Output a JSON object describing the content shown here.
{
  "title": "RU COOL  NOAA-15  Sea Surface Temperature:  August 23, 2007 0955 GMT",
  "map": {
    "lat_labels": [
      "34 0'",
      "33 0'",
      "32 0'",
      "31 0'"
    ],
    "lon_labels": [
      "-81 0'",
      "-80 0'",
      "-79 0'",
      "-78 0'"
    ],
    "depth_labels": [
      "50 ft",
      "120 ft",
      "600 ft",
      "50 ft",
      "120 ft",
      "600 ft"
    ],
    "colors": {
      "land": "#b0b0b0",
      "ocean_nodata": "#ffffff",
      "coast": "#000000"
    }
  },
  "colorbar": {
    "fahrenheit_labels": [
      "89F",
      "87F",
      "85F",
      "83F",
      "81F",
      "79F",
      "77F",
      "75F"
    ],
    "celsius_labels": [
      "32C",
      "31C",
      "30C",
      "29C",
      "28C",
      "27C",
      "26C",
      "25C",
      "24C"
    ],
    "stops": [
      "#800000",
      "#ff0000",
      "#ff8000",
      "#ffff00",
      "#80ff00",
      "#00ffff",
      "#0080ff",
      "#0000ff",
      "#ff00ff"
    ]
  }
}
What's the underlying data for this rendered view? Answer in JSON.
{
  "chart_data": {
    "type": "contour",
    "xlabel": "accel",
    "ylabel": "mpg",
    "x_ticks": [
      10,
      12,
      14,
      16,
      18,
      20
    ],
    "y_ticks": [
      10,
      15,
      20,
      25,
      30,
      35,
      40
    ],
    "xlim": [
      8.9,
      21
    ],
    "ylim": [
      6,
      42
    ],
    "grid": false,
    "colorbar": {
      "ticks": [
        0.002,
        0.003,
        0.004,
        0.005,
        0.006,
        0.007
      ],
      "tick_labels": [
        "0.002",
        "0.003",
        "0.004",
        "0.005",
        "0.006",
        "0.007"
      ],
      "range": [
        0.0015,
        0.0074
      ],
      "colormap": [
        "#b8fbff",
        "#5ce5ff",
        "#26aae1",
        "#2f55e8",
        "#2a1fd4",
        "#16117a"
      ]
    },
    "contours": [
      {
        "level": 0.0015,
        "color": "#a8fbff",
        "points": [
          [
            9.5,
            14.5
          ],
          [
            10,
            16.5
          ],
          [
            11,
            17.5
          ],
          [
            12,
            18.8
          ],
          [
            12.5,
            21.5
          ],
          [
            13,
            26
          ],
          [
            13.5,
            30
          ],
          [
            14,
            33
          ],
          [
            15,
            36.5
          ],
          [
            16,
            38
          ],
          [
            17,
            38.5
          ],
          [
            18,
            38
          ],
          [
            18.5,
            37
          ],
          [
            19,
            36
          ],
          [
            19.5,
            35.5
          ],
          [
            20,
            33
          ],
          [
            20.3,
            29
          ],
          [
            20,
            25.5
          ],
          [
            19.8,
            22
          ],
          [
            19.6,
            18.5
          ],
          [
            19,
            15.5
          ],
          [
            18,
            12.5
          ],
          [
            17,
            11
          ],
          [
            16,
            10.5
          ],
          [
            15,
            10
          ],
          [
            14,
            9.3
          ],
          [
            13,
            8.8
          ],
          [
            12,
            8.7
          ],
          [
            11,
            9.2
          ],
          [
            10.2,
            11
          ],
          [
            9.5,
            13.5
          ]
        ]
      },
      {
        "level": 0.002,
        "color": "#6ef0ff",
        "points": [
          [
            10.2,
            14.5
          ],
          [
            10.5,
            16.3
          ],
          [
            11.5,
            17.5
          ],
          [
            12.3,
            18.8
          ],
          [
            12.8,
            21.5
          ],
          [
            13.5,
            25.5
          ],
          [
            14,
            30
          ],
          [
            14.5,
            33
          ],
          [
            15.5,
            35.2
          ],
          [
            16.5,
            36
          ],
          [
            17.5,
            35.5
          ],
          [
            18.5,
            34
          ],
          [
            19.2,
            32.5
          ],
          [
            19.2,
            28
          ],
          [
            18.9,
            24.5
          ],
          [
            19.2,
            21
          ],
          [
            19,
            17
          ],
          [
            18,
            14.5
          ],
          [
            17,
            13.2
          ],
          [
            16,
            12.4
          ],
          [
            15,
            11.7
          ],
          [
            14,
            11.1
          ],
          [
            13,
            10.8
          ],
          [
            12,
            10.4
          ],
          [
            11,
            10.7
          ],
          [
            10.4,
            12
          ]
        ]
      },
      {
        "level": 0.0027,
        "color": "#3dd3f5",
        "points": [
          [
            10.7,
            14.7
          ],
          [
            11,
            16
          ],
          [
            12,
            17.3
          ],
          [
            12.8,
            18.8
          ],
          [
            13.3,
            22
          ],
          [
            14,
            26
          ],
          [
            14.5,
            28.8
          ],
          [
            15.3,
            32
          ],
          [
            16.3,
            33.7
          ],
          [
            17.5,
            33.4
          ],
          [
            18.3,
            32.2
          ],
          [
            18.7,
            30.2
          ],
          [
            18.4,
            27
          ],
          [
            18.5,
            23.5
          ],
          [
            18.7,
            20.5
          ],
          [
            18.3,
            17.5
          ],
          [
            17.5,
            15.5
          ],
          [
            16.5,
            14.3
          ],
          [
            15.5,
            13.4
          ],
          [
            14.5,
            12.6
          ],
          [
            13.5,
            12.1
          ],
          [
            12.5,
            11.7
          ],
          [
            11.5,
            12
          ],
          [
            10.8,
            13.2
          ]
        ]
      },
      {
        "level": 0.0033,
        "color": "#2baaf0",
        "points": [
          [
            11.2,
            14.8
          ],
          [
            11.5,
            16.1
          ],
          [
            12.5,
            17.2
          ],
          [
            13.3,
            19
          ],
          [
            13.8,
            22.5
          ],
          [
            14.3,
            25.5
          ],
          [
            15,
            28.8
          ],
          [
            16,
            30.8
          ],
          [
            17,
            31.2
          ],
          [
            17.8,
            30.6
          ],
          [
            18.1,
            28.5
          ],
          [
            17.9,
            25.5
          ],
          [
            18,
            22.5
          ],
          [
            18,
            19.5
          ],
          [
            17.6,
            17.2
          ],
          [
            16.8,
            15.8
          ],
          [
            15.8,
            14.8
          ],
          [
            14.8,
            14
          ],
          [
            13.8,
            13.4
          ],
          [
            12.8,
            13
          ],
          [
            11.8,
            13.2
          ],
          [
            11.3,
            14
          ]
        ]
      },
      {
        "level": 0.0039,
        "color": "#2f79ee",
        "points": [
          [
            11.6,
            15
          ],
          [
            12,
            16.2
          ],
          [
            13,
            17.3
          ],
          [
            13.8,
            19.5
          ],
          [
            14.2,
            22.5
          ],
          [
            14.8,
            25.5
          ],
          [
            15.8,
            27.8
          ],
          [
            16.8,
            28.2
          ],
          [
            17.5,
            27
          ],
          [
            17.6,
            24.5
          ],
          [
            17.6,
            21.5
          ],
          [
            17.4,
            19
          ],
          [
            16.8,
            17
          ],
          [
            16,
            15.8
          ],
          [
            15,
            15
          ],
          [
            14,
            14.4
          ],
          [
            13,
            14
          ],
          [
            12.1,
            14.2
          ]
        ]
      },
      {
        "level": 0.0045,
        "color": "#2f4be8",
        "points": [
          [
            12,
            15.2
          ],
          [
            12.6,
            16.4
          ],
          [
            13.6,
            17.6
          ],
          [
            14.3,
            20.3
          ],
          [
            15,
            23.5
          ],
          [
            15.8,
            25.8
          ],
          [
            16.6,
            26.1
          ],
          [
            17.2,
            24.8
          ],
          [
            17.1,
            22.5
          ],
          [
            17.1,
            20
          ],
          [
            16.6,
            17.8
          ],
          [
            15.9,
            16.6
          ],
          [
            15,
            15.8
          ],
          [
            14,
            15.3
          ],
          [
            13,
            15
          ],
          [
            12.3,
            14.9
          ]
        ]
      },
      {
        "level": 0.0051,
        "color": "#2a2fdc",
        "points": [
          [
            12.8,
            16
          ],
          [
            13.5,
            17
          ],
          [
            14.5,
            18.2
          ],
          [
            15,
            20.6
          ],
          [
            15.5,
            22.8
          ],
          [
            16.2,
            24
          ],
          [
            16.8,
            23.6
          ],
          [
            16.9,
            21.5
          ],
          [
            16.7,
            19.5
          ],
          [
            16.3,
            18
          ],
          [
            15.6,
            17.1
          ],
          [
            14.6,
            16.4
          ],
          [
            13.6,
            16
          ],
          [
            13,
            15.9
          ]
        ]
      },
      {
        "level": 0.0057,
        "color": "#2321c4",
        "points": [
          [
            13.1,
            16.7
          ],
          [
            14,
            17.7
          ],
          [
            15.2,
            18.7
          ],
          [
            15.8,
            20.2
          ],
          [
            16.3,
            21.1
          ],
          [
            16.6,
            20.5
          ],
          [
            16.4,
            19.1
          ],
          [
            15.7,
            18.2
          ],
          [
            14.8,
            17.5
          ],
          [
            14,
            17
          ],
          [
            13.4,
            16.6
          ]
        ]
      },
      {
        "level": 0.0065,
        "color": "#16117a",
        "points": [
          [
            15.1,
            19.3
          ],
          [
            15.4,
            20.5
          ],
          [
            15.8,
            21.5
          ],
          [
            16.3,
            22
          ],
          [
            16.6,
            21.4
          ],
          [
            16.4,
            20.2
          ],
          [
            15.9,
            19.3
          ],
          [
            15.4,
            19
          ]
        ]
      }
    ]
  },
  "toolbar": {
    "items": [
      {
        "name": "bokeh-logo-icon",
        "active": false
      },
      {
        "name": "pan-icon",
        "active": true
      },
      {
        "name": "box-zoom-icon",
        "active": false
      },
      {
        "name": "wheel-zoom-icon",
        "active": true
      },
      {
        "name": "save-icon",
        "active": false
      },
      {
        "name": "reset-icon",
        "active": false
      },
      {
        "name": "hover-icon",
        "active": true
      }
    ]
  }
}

Problem description>
Using the listing, collect all lines in which the string "icon" is found.

Response to this task>
        "name": "bokeh-logo-icon",
        "name": "pan-icon",
        "name": "box-zoom-icon",
        "name": "wheel-zoom-icon",
        "name": "save-icon",
        "name": "reset-icon",
        "name": "hover-icon",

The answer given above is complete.